Data entries
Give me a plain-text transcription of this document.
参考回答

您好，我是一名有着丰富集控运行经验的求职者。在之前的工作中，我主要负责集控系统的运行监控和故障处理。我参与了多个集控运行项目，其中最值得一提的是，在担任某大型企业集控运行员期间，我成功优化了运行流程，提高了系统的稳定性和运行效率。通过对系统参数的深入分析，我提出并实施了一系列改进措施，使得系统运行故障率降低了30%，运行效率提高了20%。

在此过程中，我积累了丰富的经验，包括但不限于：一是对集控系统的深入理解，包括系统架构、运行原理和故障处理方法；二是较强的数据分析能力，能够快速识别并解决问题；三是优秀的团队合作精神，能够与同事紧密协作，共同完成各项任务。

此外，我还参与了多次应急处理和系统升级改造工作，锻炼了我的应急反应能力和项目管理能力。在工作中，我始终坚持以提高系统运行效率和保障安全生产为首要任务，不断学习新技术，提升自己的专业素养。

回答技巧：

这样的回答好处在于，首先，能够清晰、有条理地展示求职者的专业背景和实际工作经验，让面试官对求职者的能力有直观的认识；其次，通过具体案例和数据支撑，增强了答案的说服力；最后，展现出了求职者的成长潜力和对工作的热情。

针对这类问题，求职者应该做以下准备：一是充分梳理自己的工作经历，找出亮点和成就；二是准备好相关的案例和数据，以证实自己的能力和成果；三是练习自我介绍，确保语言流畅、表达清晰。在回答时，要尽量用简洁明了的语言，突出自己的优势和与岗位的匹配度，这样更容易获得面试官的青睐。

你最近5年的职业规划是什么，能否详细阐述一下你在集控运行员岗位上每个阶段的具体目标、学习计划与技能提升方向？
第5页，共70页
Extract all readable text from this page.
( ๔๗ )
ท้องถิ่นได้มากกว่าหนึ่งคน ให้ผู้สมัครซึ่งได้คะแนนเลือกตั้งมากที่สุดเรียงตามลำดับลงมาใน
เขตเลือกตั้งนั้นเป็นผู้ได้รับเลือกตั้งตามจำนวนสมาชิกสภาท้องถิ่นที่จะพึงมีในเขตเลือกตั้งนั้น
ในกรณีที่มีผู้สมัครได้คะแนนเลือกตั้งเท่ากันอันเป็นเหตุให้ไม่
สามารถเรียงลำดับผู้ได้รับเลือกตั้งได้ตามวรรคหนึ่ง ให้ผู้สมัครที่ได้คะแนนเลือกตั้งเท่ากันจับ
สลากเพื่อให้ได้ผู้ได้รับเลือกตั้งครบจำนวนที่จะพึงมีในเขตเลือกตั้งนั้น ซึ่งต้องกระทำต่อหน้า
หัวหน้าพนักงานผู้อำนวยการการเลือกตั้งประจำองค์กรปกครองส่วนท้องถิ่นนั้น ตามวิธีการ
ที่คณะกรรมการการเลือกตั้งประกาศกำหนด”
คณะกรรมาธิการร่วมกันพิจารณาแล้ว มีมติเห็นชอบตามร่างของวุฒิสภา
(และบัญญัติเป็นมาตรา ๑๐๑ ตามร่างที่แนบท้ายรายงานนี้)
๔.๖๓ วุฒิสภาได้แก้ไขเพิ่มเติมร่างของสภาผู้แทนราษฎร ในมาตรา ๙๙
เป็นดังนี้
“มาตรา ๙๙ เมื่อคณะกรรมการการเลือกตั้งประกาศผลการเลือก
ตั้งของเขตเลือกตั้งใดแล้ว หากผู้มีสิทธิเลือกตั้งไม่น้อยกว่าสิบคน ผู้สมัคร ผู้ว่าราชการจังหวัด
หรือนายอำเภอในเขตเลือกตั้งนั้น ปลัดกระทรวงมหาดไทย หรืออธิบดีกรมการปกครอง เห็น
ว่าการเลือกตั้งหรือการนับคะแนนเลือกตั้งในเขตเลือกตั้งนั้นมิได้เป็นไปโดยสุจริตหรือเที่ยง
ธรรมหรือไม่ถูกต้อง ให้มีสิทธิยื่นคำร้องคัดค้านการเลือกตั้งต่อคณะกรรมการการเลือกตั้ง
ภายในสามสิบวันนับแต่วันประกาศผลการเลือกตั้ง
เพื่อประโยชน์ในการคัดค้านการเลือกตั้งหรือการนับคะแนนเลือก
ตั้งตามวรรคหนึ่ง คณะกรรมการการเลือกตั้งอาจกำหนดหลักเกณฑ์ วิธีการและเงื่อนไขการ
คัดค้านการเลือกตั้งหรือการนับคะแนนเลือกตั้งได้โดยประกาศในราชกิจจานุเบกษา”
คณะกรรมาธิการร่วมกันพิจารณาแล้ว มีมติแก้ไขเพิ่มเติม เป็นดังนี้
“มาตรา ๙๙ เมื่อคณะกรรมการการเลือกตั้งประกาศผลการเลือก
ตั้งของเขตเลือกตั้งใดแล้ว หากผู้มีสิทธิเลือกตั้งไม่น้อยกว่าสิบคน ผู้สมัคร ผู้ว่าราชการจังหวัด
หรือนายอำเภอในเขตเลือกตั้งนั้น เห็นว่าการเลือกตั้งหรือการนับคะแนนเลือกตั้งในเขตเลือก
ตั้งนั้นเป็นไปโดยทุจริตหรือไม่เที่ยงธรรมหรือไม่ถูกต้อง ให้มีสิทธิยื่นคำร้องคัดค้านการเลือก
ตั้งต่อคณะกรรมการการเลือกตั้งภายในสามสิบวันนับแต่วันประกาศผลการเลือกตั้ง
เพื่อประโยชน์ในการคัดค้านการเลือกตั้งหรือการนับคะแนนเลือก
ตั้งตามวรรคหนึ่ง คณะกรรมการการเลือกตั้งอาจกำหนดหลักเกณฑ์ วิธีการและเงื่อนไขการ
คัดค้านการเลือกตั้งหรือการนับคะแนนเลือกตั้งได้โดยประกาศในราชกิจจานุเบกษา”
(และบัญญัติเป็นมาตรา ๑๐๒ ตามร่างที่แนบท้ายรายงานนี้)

◆ **Exercise task**
Reproduce the complete data exactly as presented above.

◆ **Worked solution**
Give me a plain-text transcription of this document.
参考回答

您好，我是一名有着丰富集控运行经验的求职者。在之前的工作中，我主要负责集控系统的运行监控和故障处理。我参与了多个集控运行项目，其中最值得一提的是，在担任某大型企业集控运行员期间，我成功优化了运行流程，提高了系统的稳定性和运行效率。通过对系统参数的深入分析，我提出并实施了一系列改进措施，使得系统运行故障率降低了30%，运行效率提高了20%。

在此过程中，我积累了丰富的经验，包括但不限于：一是对集控系统的深入理解，包括系统架构、运行原理和故障处理方法；二是较强的数据分析能力，能够快速识别并解决问题；三是优秀的团队合作精神，能够与同事紧密协作，共同完成各项任务。

此外，我还参与了多次应急处理和系统升级改造工作，锻炼了我的应急反应能力和项目管理能力。在工作中，我始终坚持以提高系统运行效率和保障安全生产为首要任务，不断学习新技术，提升自己的专业素养。

回答技巧：

这样的回答好处在于，首先，能够清晰、有条理地展示求职者的专业背景和实际工作经验，让面试官对求职者的能力有直观的认识；其次，通过具体案例和数据支撑，增强了答案的说服力；最后，展现出了求职者的成长潜力和对工作的热情。

针对这类问题，求职者应该做以下准备：一是充分梳理自己的工作经历，找出亮点和成就；二是准备好相关的案例和数据，以证实自己的能力和成果；三是练习自我介绍，确保语言流畅、表达清晰。在回答时，要尽量用简洁明了的语言，突出自己的优势和与岗位的匹配度，这样更容易获得面试官的青睐。

你最近5年的职业规划是什么，能否详细阐述一下你在集控运行员岗位上每个阶段的具体目标、学习计划与技能提升方向？
第5页，共70页
Extract all readable text from this page.
( ๔๗ )
ท้องถิ่นได้มากกว่าหนึ่งคน ให้ผู้สมัครซึ่งได้คะแนนเลือกตั้งมากที่สุดเรียงตามลำดับลงมาใน
เขตเลือกตั้งนั้นเป็นผู้ได้รับเลือกตั้งตามจำนวนสมาชิกสภาท้องถิ่นที่จะพึงมีในเขตเลือกตั้งนั้น
ในกรณีที่มีผู้สมัครได้คะแนนเลือกตั้งเท่ากันอันเป็นเหตุให้ไม่
สามารถเรียงลำดับผู้ได้รับเลือกตั้งได้ตามวรรคหนึ่ง ให้ผู้สมัครที่ได้คะแนนเลือกตั้งเท่ากันจับ
สลากเพื่อให้ได้ผู้ได้รับเลือกตั้งครบจำนวนที่จะพึงมีในเขตเลือกตั้งนั้น ซึ่งต้องกระทำต่อหน้า
หัวหน้าพนักงานผู้อำนวยการการเลือกตั้งประจำองค์กรปกครองส่วนท้องถิ่นนั้น ตามวิธีการ
ที่คณะกรรมการการเลือกตั้งประกาศกำหนด”
คณะกรรมาธิการร่วมกันพิจารณาแล้ว มีมติเห็นชอบตามร่างของวุฒิสภา
(และบัญญัติเป็นมาตรา ๑๐๑ ตามร่างที่แนบท้ายรายงานนี้)
๔.๖๓ วุฒิสภาได้แก้ไขเพิ่มเติมร่างของสภาผู้แทนราษฎร ในมาตรา ๙๙
เป็นดังนี้
“มาตรา ๙๙ เมื่อคณะกรรมการการเลือกตั้งประกาศผลการเลือก
ตั้งของเขตเลือกตั้งใดแล้ว หากผู้มีสิทธิเลือกตั้งไม่น้อยกว่าสิบคน ผู้สมัคร ผู้ว่าราชการจังหวัด
หรือนายอำเภอในเขตเลือกตั้งนั้น ปลัดกระทรวงมหาดไทย หรืออธิบดีกรมการปกครอง เห็น
ว่าการเลือกตั้งหรือการนับคะแนนเลือกตั้งในเขตเลือกตั้งนั้นมิได้เป็นไปโดยสุจริตหรือเที่ยง
ธรรมหรือไม่ถูกต้อง ให้มีสิทธิยื่นคำร้องคัดค้านการเลือกตั้งต่อคณะกรรมการการเลือกตั้ง
ภายในสามสิบวันนับแต่วันประกาศผลการเลือกตั้ง
เพื่อประโยชน์ในการคัดค้านการเลือกตั้งหรือการนับคะแนนเลือก
ตั้งตามวรรคหนึ่ง คณะกรรมการการเลือกตั้งอาจกำหนดหลักเกณฑ์ วิธีการและเงื่อนไขการ
คัดค้านการเลือกตั้งหรือการนับคะแนนเลือกตั้งได้โดยประกาศในราชกิจจานุเบกษา”
คณะกรรมาธิการร่วมกันพิจารณาแล้ว มีมติแก้ไขเพิ่มเติม เป็นดังนี้
“มาตรา ๙๙ เมื่อคณะกรรมการการเลือกตั้งประกาศผลการเลือก
ตั้งของเขตเลือกตั้งใดแล้ว หากผู้มีสิทธิเลือกตั้งไม่น้อยกว่าสิบคน ผู้สมัคร ผู้ว่าราชการจังหวัด
หรือนายอำเภอในเขตเลือกตั้งนั้น เห็นว่าการเลือกตั้งหรือการนับคะแนนเลือกตั้งในเขตเลือก
ตั้งนั้นเป็นไปโดยทุจริตหรือไม่เที่ยงธรรมหรือไม่ถูกต้อง ให้มีสิทธิยื่นคำร้องคัดค้านการเลือก
ตั้งต่อคณะกรรมการการเลือกตั้งภายในสามสิบวันนับแต่วันประกาศผลการเลือกตั้ง
เพื่อประโยชน์ในการคัดค้านการเลือกตั้งหรือการนับคะแนนเลือก
ตั้งตามวรรคหนึ่ง คณะกรรมการการเลือกตั้งอาจกำหนดหลักเกณฑ์ วิธีการและเงื่อนไขการ
คัดค้านการเลือกตั้งหรือการนับคะแนนเลือกตั้งได้โดยประกาศในราชกิจจานุเบกษา”
(และบัญญัติเป็นมาตรา ๑๐๒ ตามร่างที่แนบท้ายรายงานนี้)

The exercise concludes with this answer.